-- START INPUT FOR THIS TASK --

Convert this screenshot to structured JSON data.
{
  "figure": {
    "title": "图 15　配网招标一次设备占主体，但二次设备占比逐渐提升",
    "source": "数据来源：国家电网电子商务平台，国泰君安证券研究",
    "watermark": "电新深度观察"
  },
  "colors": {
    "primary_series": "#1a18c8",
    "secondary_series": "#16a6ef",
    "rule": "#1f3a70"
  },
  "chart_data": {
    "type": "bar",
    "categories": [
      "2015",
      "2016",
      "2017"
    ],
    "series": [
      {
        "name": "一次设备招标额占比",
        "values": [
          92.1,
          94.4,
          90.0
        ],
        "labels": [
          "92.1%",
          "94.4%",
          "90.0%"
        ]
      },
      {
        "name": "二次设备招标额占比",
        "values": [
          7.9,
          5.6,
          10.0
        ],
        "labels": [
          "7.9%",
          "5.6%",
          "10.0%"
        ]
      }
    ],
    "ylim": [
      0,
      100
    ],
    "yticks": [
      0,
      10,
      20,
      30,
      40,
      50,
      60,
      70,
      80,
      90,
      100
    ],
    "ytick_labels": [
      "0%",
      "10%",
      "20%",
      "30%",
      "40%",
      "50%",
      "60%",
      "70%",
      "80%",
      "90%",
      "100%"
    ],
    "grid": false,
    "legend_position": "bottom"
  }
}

-- END INPUT FOR THIS TASK --

EXERCISE BRIEF
The records above need to be transcribed in full. Keep every character unchanged.

SOLUTION FOR THIS TASK
Convert this screenshot to structured JSON data.
{
  "figure": {
    "title": "图 15　配网招标一次设备占主体，但二次设备占比逐渐提升",
    "source": "数据来源：国家电网电子商务平台，国泰君安证券研究",
    "watermark": "电新深度观察"
  },
  "colors": {
    "primary_series": "#1a18c8",
    "secondary_series": "#16a6ef",
    "rule": "#1f3a70"
  },
  "chart_data": {
    "type": "bar",
    "categories": [
      "2015",
      "2016",
      "2017"
    ],
    "series": [
      {
        "name": "一次设备招标额占比",
        "values": [
          92.1,
          94.4,
          90.0
        ],
        "labels": [
          "92.1%",
          "94.4%",
          "90.0%"
        ]
      },
      {
        "name": "二次设备招标额占比",
        "values": [
          7.9,
          5.6,
          10.0
        ],
        "labels": [
          "7.9%",
          "5.6%",
          "10.0%"
        ]
      }
    ],
    "ylim": [
      0,
      100
    ],
    "yticks": [
      0,
      10,
      20,
      30,
      40,
      50,
      60,
      70,
      80,
      90,
      100
    ],
    "ytick_labels": [
      "0%",
      "10%",
      "20%",
      "30%",
      "40%",
      "50%",
      "60%",
      "70%",
      "80%",
      "90%",
      "100%"
    ],
    "grid": false,
    "legend_position": "bottom"
  }
}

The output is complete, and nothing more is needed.